▶ **Material for the task**:
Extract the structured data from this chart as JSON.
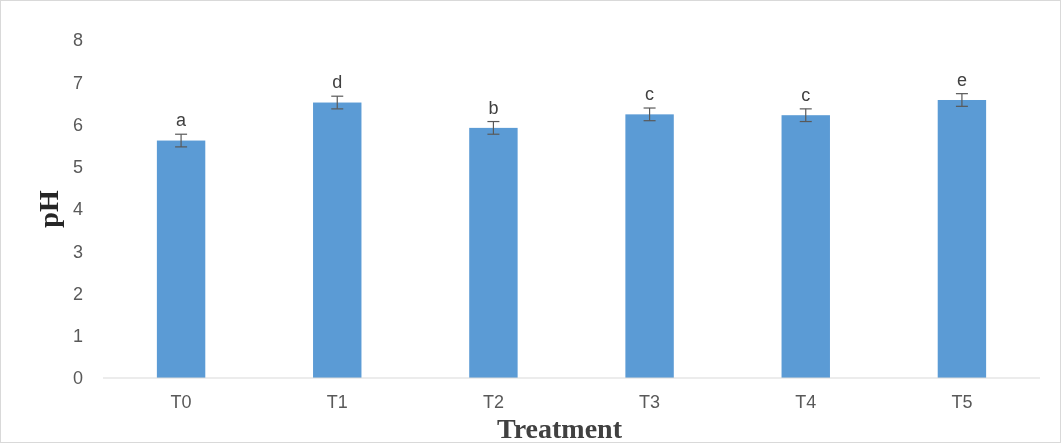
{
  "chart_data": {
    "type": "bar",
    "xlabel": "Treatment",
    "ylabel": "pH",
    "categories": [
      "T0",
      "T1",
      "T2",
      "T3",
      "T4",
      "T5"
    ],
    "values": [
      5.62,
      6.52,
      5.92,
      6.24,
      6.22,
      6.58
    ],
    "errors": [
      0.15,
      0.15,
      0.15,
      0.15,
      0.15,
      0.15
    ],
    "color": "#5b9bd5",
    "ylim": [
      0,
      8
    ],
    "yticks": [
      0,
      1,
      2,
      3,
      4,
      5,
      6,
      7,
      8
    ],
    "grid": false,
    "annotations": [
      {
        "text": "a",
        "x": "T0",
        "y": 5.77
      },
      {
        "text": "d",
        "x": "T1",
        "y": 6.67
      },
      {
        "text": "b",
        "x": "T2",
        "y": 6.07
      },
      {
        "text": "c",
        "x": "T3",
        "y": 6.39
      },
      {
        "text": "c",
        "x": "T4",
        "y": 6.37
      },
      {
        "text": "e",
        "x": "T5",
        "y": 6.73
      }
    ]
  }
}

▶ **What the task asks**: Gather every line from the listing above in which "text" appears, and copy those lines.

▶ **Response below**:
        "text": "a",
        "text": "d",
        "text": "b",
        "text": "c",
        "text": "c",
        "text": "e",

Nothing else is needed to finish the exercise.